Extracted records

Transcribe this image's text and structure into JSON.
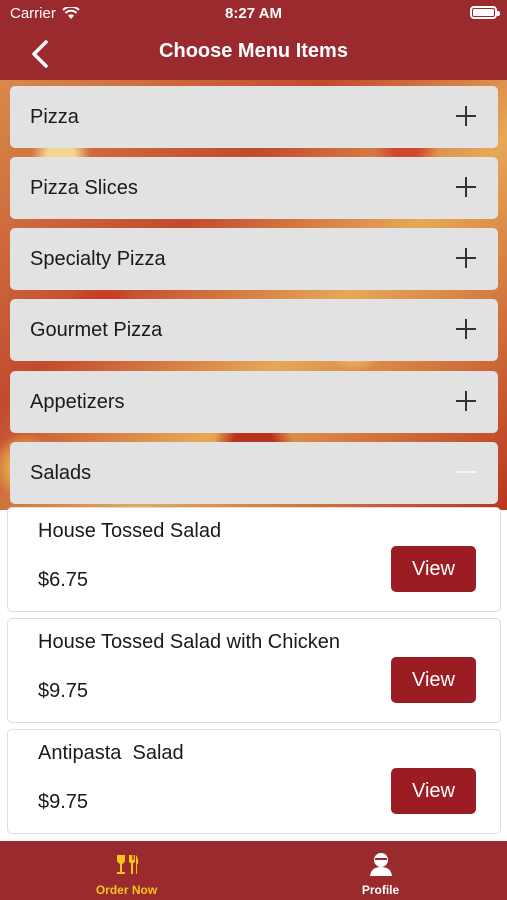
{
  "status_bar": {
    "carrier": "Carrier",
    "time": "8:27 AM"
  },
  "nav": {
    "title": "Choose Menu Items"
  },
  "categories": [
    {
      "label": "Pizza",
      "expanded": false
    },
    {
      "label": "Pizza Slices",
      "expanded": false
    },
    {
      "label": "Specialty Pizza",
      "expanded": false
    },
    {
      "label": "Gourmet Pizza",
      "expanded": false
    },
    {
      "label": "Appetizers",
      "expanded": false
    },
    {
      "label": "Salads",
      "expanded": true
    }
  ],
  "items": [
    {
      "name": "House Tossed Salad",
      "price": "$6.75",
      "button": "View"
    },
    {
      "name": "House Tossed Salad with Chicken",
      "price": "$9.75",
      "button": "View"
    },
    {
      "name": "Antipasta  Salad",
      "price": "$9.75",
      "button": "View"
    }
  ],
  "tabs": [
    {
      "label": "Order Now",
      "icon": "order-now-icon",
      "active": true
    },
    {
      "label": "Profile",
      "icon": "profile-icon",
      "active": false
    }
  ],
  "colors": {
    "brand": "#9b2a2f",
    "button": "#9b1c22",
    "active_tab": "#f5c518",
    "inactive_tab": "#ffffff"
  }
}
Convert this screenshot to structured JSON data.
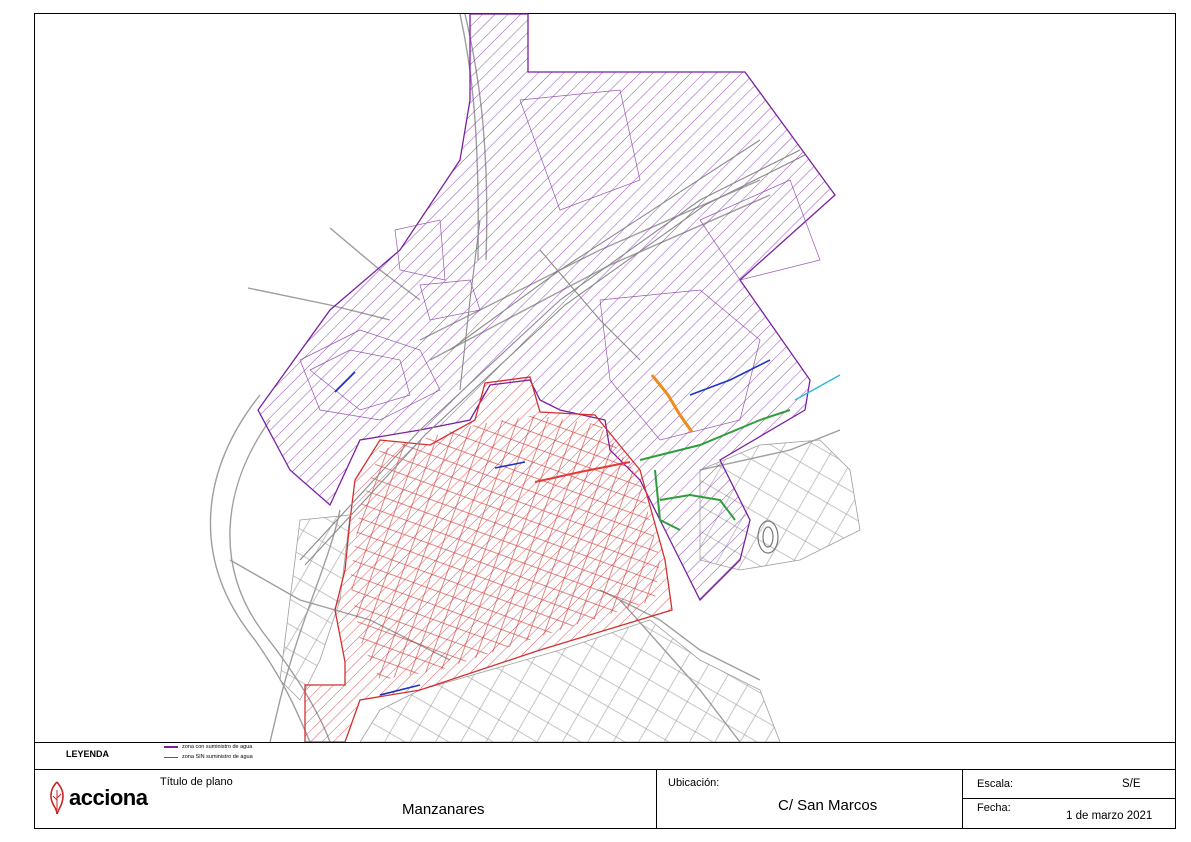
{
  "map": {
    "colors": {
      "supplied_zone": "#7b1fa2",
      "no_supply_zone": "#d32f2f",
      "streets": "#9e9e9e",
      "green_network": "#2e9e3a",
      "blue_network": "#1a33c8",
      "orange_works": "#f08a1c",
      "cyan_pipe": "#31b8d6"
    }
  },
  "legend": {
    "title": "LEYENDA",
    "items": [
      {
        "label": "zona con suministro de agua",
        "color": "#7b1fa2"
      },
      {
        "label": "zona SIN suministro de agua",
        "color": "#d32f2f"
      }
    ]
  },
  "titleblock": {
    "logo_text": "acciona",
    "logo_icon": "acciona-leaf-logo",
    "plan_title_label": "Título de plano",
    "plan_title_value": "Manzanares",
    "location_label": "Ubicación:",
    "location_value": "C/ San Marcos",
    "scale_label": "Escala:",
    "scale_value": "S/E",
    "date_label": "Fecha:",
    "date_value": "1 de marzo 2021"
  }
}
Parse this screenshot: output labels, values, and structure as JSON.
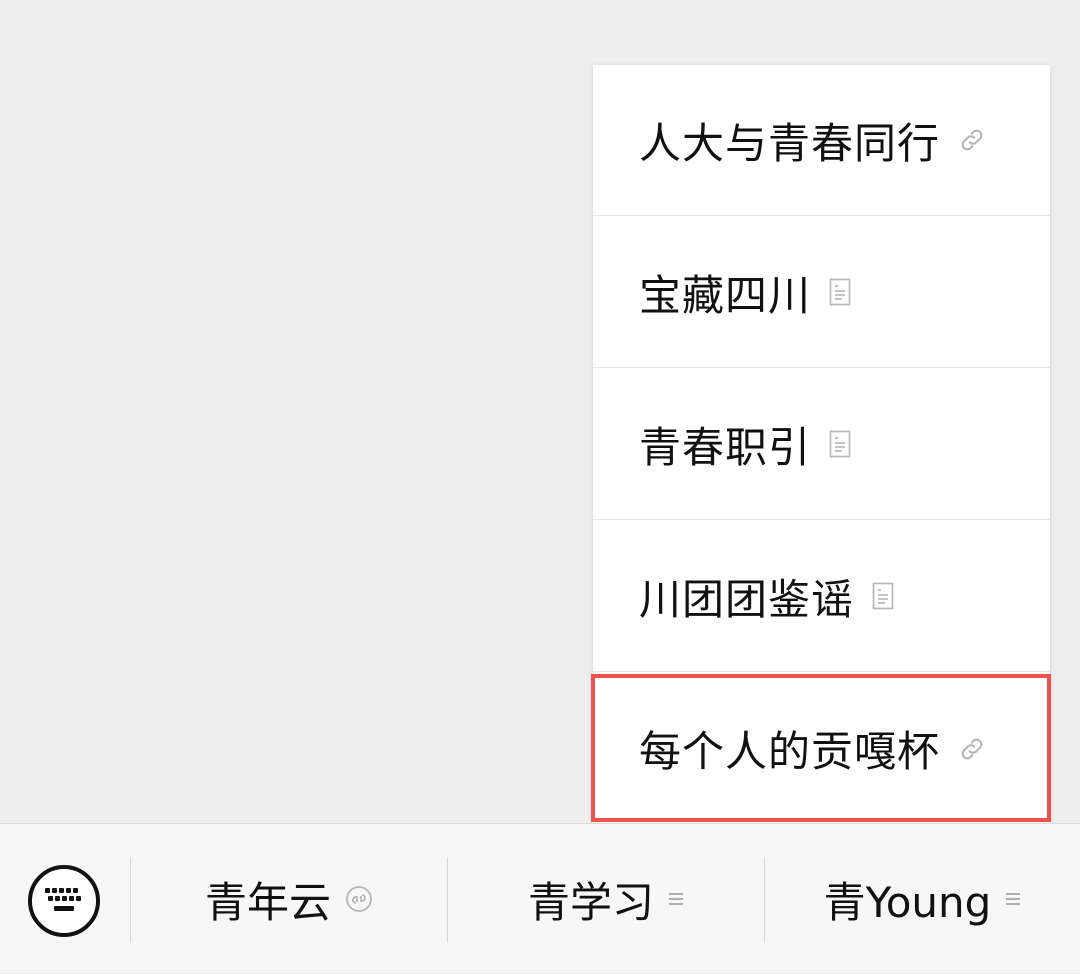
{
  "popup_menu": {
    "items": [
      {
        "label": "人大与青春同行",
        "icon": "link-icon"
      },
      {
        "label": "宝藏四川",
        "icon": "article-icon"
      },
      {
        "label": "青春职引",
        "icon": "article-icon"
      },
      {
        "label": "川团团鉴谣",
        "icon": "article-icon"
      },
      {
        "label": "每个人的贡嘎杯",
        "icon": "link-icon"
      }
    ],
    "highlighted_index": 4,
    "highlight_color": "#ef5050"
  },
  "bottom_bar": {
    "keyboard_icon": "keyboard-icon",
    "menus": [
      {
        "label": "青年云",
        "icon": "mini-program-icon"
      },
      {
        "label": "青学习",
        "icon": "submenu-icon"
      },
      {
        "label": "青Young",
        "icon": "submenu-icon"
      }
    ]
  }
}
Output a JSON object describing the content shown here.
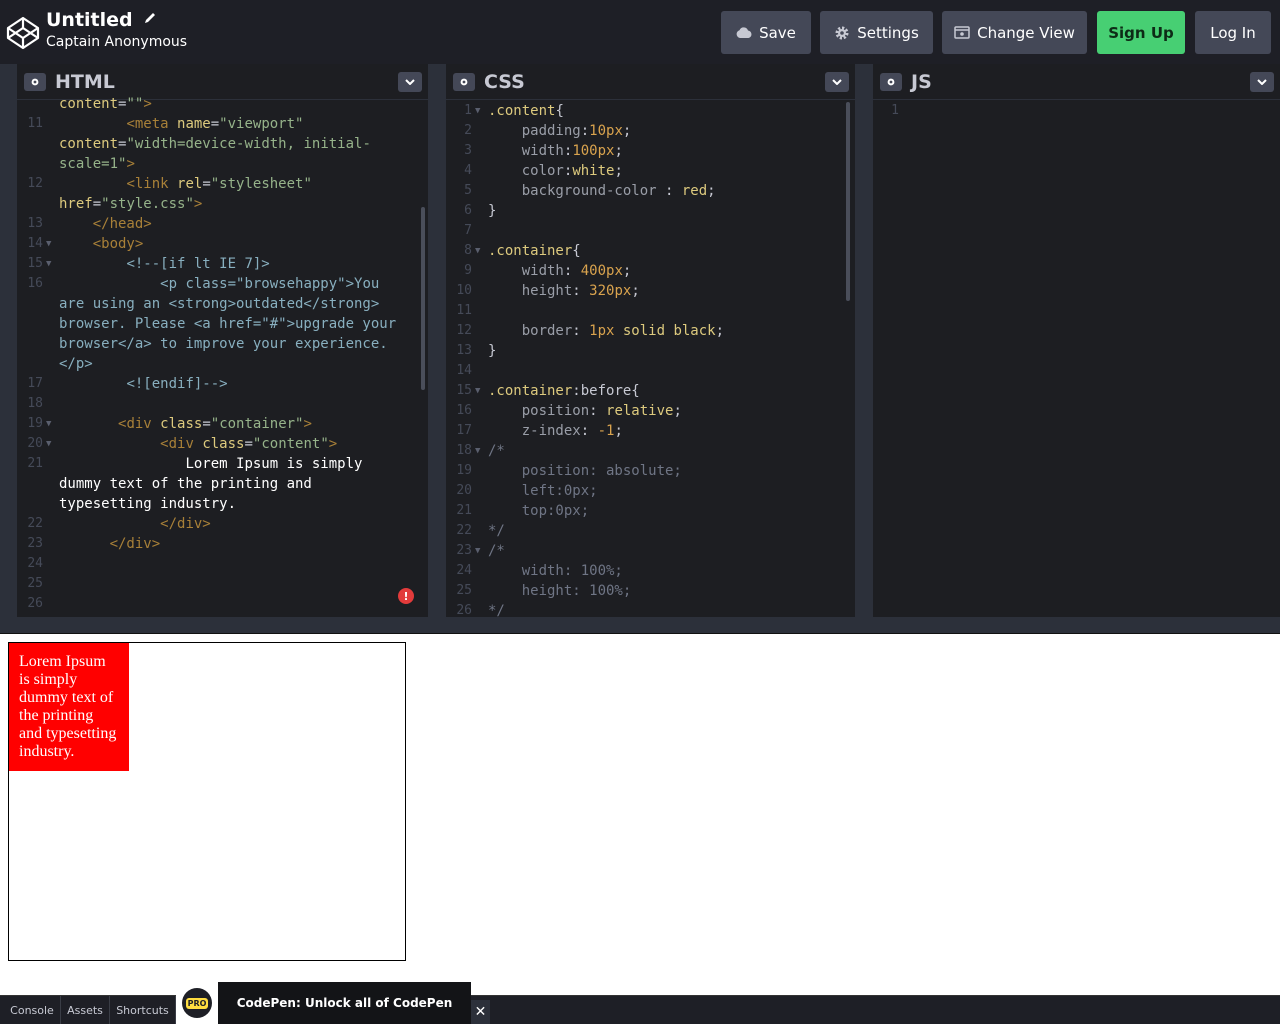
{
  "header": {
    "title": "Untitled",
    "author": "Captain Anonymous",
    "buttons": {
      "save": "Save",
      "settings": "Settings",
      "change_view": "Change View",
      "sign_up": "Sign Up",
      "log_in": "Log In"
    }
  },
  "panes": {
    "html": {
      "title": "HTML",
      "lines": [
        {
          "n": "",
          "fold": false,
          "parts": [
            [
              "t-attr",
              "content"
            ],
            [
              "t-punct",
              "="
            ],
            [
              "t-val",
              "\"\""
            ],
            [
              "t-tag",
              ">"
            ]
          ]
        },
        {
          "n": "11",
          "fold": false,
          "parts": [
            [
              "t-tag",
              "        <meta "
            ],
            [
              "t-attr",
              "name"
            ],
            [
              "t-punct",
              "="
            ],
            [
              "t-val",
              "\"viewport\""
            ],
            [
              "t-punct",
              "\n"
            ],
            [
              "t-attr",
              "content"
            ],
            [
              "t-punct",
              "="
            ],
            [
              "t-val",
              "\"width=device-width, initial-\nscale=1\""
            ],
            [
              "t-tag",
              ">"
            ]
          ]
        },
        {
          "n": "12",
          "fold": false,
          "parts": [
            [
              "t-tag",
              "        <link "
            ],
            [
              "t-attr",
              "rel"
            ],
            [
              "t-punct",
              "="
            ],
            [
              "t-val",
              "\"stylesheet\""
            ],
            [
              "t-punct",
              "\n"
            ],
            [
              "t-attr",
              "href"
            ],
            [
              "t-punct",
              "="
            ],
            [
              "t-val",
              "\"style.css\""
            ],
            [
              "t-tag",
              ">"
            ]
          ]
        },
        {
          "n": "13",
          "fold": false,
          "parts": [
            [
              "t-tag",
              "    </head>"
            ]
          ]
        },
        {
          "n": "14",
          "fold": true,
          "parts": [
            [
              "t-tag",
              "    <body>"
            ]
          ]
        },
        {
          "n": "15",
          "fold": true,
          "parts": [
            [
              "t-com",
              "        <!--[if lt IE 7]>"
            ]
          ]
        },
        {
          "n": "16",
          "fold": false,
          "parts": [
            [
              "t-com",
              "            <p class=\"browsehappy\">You\nare using an <strong>outdated</strong>\nbrowser. Please <a href=\"#\">upgrade your\nbrowser</a> to improve your experience.\n</p>"
            ]
          ]
        },
        {
          "n": "17",
          "fold": false,
          "parts": [
            [
              "t-com",
              "        <![endif]-->"
            ]
          ]
        },
        {
          "n": "18",
          "fold": false,
          "parts": []
        },
        {
          "n": "19",
          "fold": true,
          "parts": [
            [
              "t-tag",
              "       <div "
            ],
            [
              "t-attr",
              "class"
            ],
            [
              "t-punct",
              "="
            ],
            [
              "t-val",
              "\"container\""
            ],
            [
              "t-tag",
              ">"
            ]
          ]
        },
        {
          "n": "20",
          "fold": true,
          "parts": [
            [
              "t-tag",
              "            <div "
            ],
            [
              "t-attr",
              "class"
            ],
            [
              "t-punct",
              "="
            ],
            [
              "t-val",
              "\"content\""
            ],
            [
              "t-tag",
              ">"
            ]
          ]
        },
        {
          "n": "21",
          "fold": false,
          "parts": [
            [
              "t-text",
              "               Lorem Ipsum is simply\ndummy text of the printing and\ntypesetting industry."
            ]
          ]
        },
        {
          "n": "22",
          "fold": false,
          "parts": [
            [
              "t-tag",
              "            </div>"
            ]
          ]
        },
        {
          "n": "23",
          "fold": false,
          "parts": [
            [
              "t-tag",
              "      </div>"
            ]
          ]
        },
        {
          "n": "24",
          "fold": false,
          "parts": []
        },
        {
          "n": "25",
          "fold": false,
          "parts": []
        },
        {
          "n": "26",
          "fold": false,
          "parts": []
        }
      ]
    },
    "css": {
      "title": "CSS",
      "lines": [
        {
          "n": "1",
          "fold": true,
          "parts": [
            [
              "t-sel",
              ".content"
            ],
            [
              "t-punct",
              "{"
            ]
          ]
        },
        {
          "n": "2",
          "fold": false,
          "parts": [
            [
              "t-prop",
              "    padding"
            ],
            [
              "t-punct",
              ":"
            ],
            [
              "t-num",
              "10px"
            ],
            [
              "t-punct",
              ";"
            ]
          ]
        },
        {
          "n": "3",
          "fold": false,
          "parts": [
            [
              "t-prop",
              "    width"
            ],
            [
              "t-punct",
              ":"
            ],
            [
              "t-num",
              "100px"
            ],
            [
              "t-punct",
              ";"
            ]
          ]
        },
        {
          "n": "4",
          "fold": false,
          "parts": [
            [
              "t-prop",
              "    color"
            ],
            [
              "t-punct",
              ":"
            ],
            [
              "t-kw",
              "white"
            ],
            [
              "t-punct",
              ";"
            ]
          ]
        },
        {
          "n": "5",
          "fold": false,
          "parts": [
            [
              "t-prop",
              "    background-color "
            ],
            [
              "t-punct",
              ": "
            ],
            [
              "t-kw",
              "red"
            ],
            [
              "t-punct",
              ";"
            ]
          ]
        },
        {
          "n": "6",
          "fold": false,
          "parts": [
            [
              "t-punct",
              "}"
            ]
          ]
        },
        {
          "n": "7",
          "fold": false,
          "parts": []
        },
        {
          "n": "8",
          "fold": true,
          "parts": [
            [
              "t-sel",
              ".container"
            ],
            [
              "t-punct",
              "{"
            ]
          ]
        },
        {
          "n": "9",
          "fold": false,
          "parts": [
            [
              "t-prop",
              "    width"
            ],
            [
              "t-punct",
              ": "
            ],
            [
              "t-num",
              "400px"
            ],
            [
              "t-punct",
              ";"
            ]
          ]
        },
        {
          "n": "10",
          "fold": false,
          "parts": [
            [
              "t-prop",
              "    height"
            ],
            [
              "t-punct",
              ": "
            ],
            [
              "t-num",
              "320px"
            ],
            [
              "t-punct",
              ";"
            ]
          ]
        },
        {
          "n": "11",
          "fold": false,
          "parts": []
        },
        {
          "n": "12",
          "fold": false,
          "parts": [
            [
              "t-prop",
              "    border"
            ],
            [
              "t-punct",
              ": "
            ],
            [
              "t-num",
              "1px"
            ],
            [
              "t-kw",
              " solid black"
            ],
            [
              "t-punct",
              ";"
            ]
          ]
        },
        {
          "n": "13",
          "fold": false,
          "parts": [
            [
              "t-punct",
              "}"
            ]
          ]
        },
        {
          "n": "14",
          "fold": false,
          "parts": []
        },
        {
          "n": "15",
          "fold": true,
          "parts": [
            [
              "t-sel",
              ".container"
            ],
            [
              "t-punct",
              ":before{"
            ]
          ]
        },
        {
          "n": "16",
          "fold": false,
          "parts": [
            [
              "t-prop",
              "    position"
            ],
            [
              "t-punct",
              ": "
            ],
            [
              "t-kw",
              "relative"
            ],
            [
              "t-punct",
              ";"
            ]
          ]
        },
        {
          "n": "17",
          "fold": false,
          "parts": [
            [
              "t-prop",
              "    z-index"
            ],
            [
              "t-punct",
              ": "
            ],
            [
              "t-num",
              "-1"
            ],
            [
              "t-punct",
              ";"
            ]
          ]
        },
        {
          "n": "18",
          "fold": true,
          "parts": [
            [
              "t-csscom",
              "/*"
            ]
          ]
        },
        {
          "n": "19",
          "fold": false,
          "parts": [
            [
              "t-csscom",
              "    position: absolute;"
            ]
          ]
        },
        {
          "n": "20",
          "fold": false,
          "parts": [
            [
              "t-csscom",
              "    left:0px;"
            ]
          ]
        },
        {
          "n": "21",
          "fold": false,
          "parts": [
            [
              "t-csscom",
              "    top:0px;"
            ]
          ]
        },
        {
          "n": "22",
          "fold": false,
          "parts": [
            [
              "t-csscom",
              "*/"
            ]
          ]
        },
        {
          "n": "23",
          "fold": true,
          "parts": [
            [
              "t-csscom",
              "/*"
            ]
          ]
        },
        {
          "n": "24",
          "fold": false,
          "parts": [
            [
              "t-csscom",
              "    width: 100%;"
            ]
          ]
        },
        {
          "n": "25",
          "fold": false,
          "parts": [
            [
              "t-csscom",
              "    height: 100%;"
            ]
          ]
        },
        {
          "n": "26",
          "fold": false,
          "parts": [
            [
              "t-csscom",
              "*/"
            ]
          ]
        }
      ]
    },
    "js": {
      "title": "JS",
      "lines": [
        {
          "n": "1",
          "fold": false,
          "parts": []
        }
      ]
    }
  },
  "preview": {
    "content_text": "Lorem Ipsum is simply dummy text of the printing and typesetting industry."
  },
  "footer": {
    "console": "Console",
    "assets": "Assets",
    "shortcuts": "Shortcuts",
    "promo_badge": "PRO",
    "promo_text": "CodePen: Unlock all of CodePen",
    "close": "✕"
  },
  "error_badge": "!",
  "colors": {
    "header_bg": "#1e1f26",
    "button_bg": "#444857",
    "signup_bg": "#47cf73",
    "preview_box": "#ff0000"
  }
}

**TASK GOAL:**
Report the number of lines of the listing above that hold the string "name", with no other text.

**RESULT OF THE TASK:**
4